## Begin
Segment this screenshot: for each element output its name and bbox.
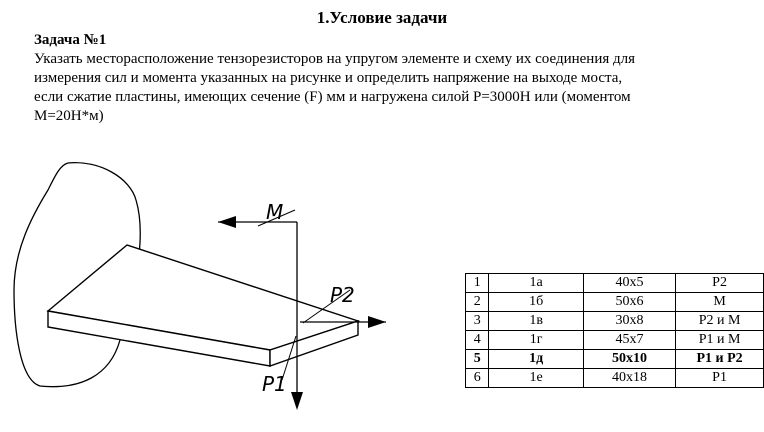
section-size: 40x5 xyxy=(583,274,675,293)
moment-label: M xyxy=(266,200,284,224)
variant-code: 1д xyxy=(489,350,583,369)
task-line: Указать месторасположение тензорезисторов на упругом элементе и схему их соединения для xyxy=(34,51,636,67)
load-type: P1 и P2 xyxy=(676,350,764,369)
load-type: P2 и M xyxy=(676,312,764,331)
p1-label: P1 xyxy=(262,372,287,396)
table-row xyxy=(466,312,764,331)
table-row xyxy=(466,369,764,388)
task-line: М=20Н*м) xyxy=(34,108,104,124)
p1-arrowhead xyxy=(291,392,303,410)
variant-code: 1а xyxy=(489,274,583,293)
moment-arrowhead xyxy=(218,216,236,228)
page-title: 1.Условие задачи xyxy=(316,8,448,27)
table-row xyxy=(466,293,764,312)
row-number: 4 xyxy=(466,331,489,350)
variant-code: 1е xyxy=(489,369,583,388)
row-number: 6 xyxy=(466,369,489,388)
section-size: 40x18 xyxy=(583,369,675,388)
section-size: 50x6 xyxy=(583,293,675,312)
variant-code: 1б xyxy=(489,293,583,312)
variant-code: 1г xyxy=(489,331,583,350)
load-type: M xyxy=(676,293,764,312)
table-row-highlighted xyxy=(466,350,764,369)
table-row xyxy=(466,331,764,350)
task-line: измерения сил и момента указанных на рисунке и определить напряжение на выходе моста, xyxy=(34,70,623,86)
row-number: 3 xyxy=(466,312,489,331)
load-type: P1 и M xyxy=(676,331,764,350)
p2-label: P2 xyxy=(330,283,355,307)
row-number: 5 xyxy=(466,350,489,369)
section-size: 30x8 xyxy=(583,312,675,331)
task-statement xyxy=(34,50,734,126)
section-size: 45x7 xyxy=(583,331,675,350)
row-number: 1 xyxy=(466,274,489,293)
section-size: 50x10 xyxy=(583,350,675,369)
row-number: 2 xyxy=(466,293,489,312)
task-label: Задача №1 xyxy=(34,32,107,48)
load-type: P1 xyxy=(676,369,764,388)
plate-diagram xyxy=(0,150,440,432)
variant-code: 1в xyxy=(489,312,583,331)
table-row xyxy=(466,274,764,293)
task-line: если сжатие пластины, имеющих сечение (F) мм и нагружена силой Р=3000Н или (моментом xyxy=(34,89,631,105)
variants-table xyxy=(465,273,764,388)
p2-arrowhead xyxy=(368,316,386,328)
load-type: P2 xyxy=(676,274,764,293)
## End
TO BE DONE:
Can you return every line of the entries above verbatim, leaving out the pictures?

THE RESPONSE:
Segment this screenshot: for each element output its name and bbox.
section-size: 40x5 xyxy=(583,274,675,293)
moment-label: M xyxy=(266,200,284,224)
variant-code: 1д xyxy=(489,350,583,369)
task-line: Указать месторасположение тензорезисторов на упругом элементе и схему их соединения для xyxy=(34,51,636,67)
load-type: P1 и P2 xyxy=(676,350,764,369)
load-type: P2 и M xyxy=(676,312,764,331)
p1-label: P1 xyxy=(262,372,287,396)
table-row xyxy=(466,312,764,331)
table-row xyxy=(466,369,764,388)
task-line: М=20Н*м) xyxy=(34,108,104,124)
p1-arrowhead xyxy=(291,392,303,410)
variant-code: 1а xyxy=(489,274,583,293)
moment-arrowhead xyxy=(218,216,236,228)
page-title: 1.Условие задачи xyxy=(316,8,448,27)
table-row xyxy=(466,293,764,312)
row-number: 4 xyxy=(466,331,489,350)
variant-code: 1е xyxy=(489,369,583,388)
row-number: 6 xyxy=(466,369,489,388)
section-size: 40x18 xyxy=(583,369,675,388)
section-size: 50x6 xyxy=(583,293,675,312)
variant-code: 1б xyxy=(489,293,583,312)
variant-code: 1г xyxy=(489,331,583,350)
load-type: M xyxy=(676,293,764,312)
table-row-highlighted xyxy=(466,350,764,369)
table-row xyxy=(466,331,764,350)
task-line: измерения сил и момента указанных на рисунке и определить напряжение на выходе моста, xyxy=(34,70,623,86)
row-number: 3 xyxy=(466,312,489,331)
load-type: P1 и M xyxy=(676,331,764,350)
p2-label: P2 xyxy=(330,283,355,307)
row-number: 5 xyxy=(466,350,489,369)
section-size: 30x8 xyxy=(583,312,675,331)
task-statement xyxy=(34,50,734,126)
section-size: 45x7 xyxy=(583,331,675,350)
row-number: 1 xyxy=(466,274,489,293)
section-size: 50x10 xyxy=(583,350,675,369)
row-number: 2 xyxy=(466,293,489,312)
task-label: Задача №1 xyxy=(34,32,107,48)
load-type: P1 xyxy=(676,369,764,388)
plate-diagram xyxy=(0,150,440,432)
variant-code: 1в xyxy=(489,312,583,331)
table-row xyxy=(466,274,764,293)
task-line: если сжатие пластины, имеющих сечение (F) мм и нагружена силой Р=3000Н или (моментом xyxy=(34,89,631,105)
variants-table xyxy=(465,273,764,388)
p2-arrowhead xyxy=(368,316,386,328)
load-type: P2 xyxy=(676,274,764,293)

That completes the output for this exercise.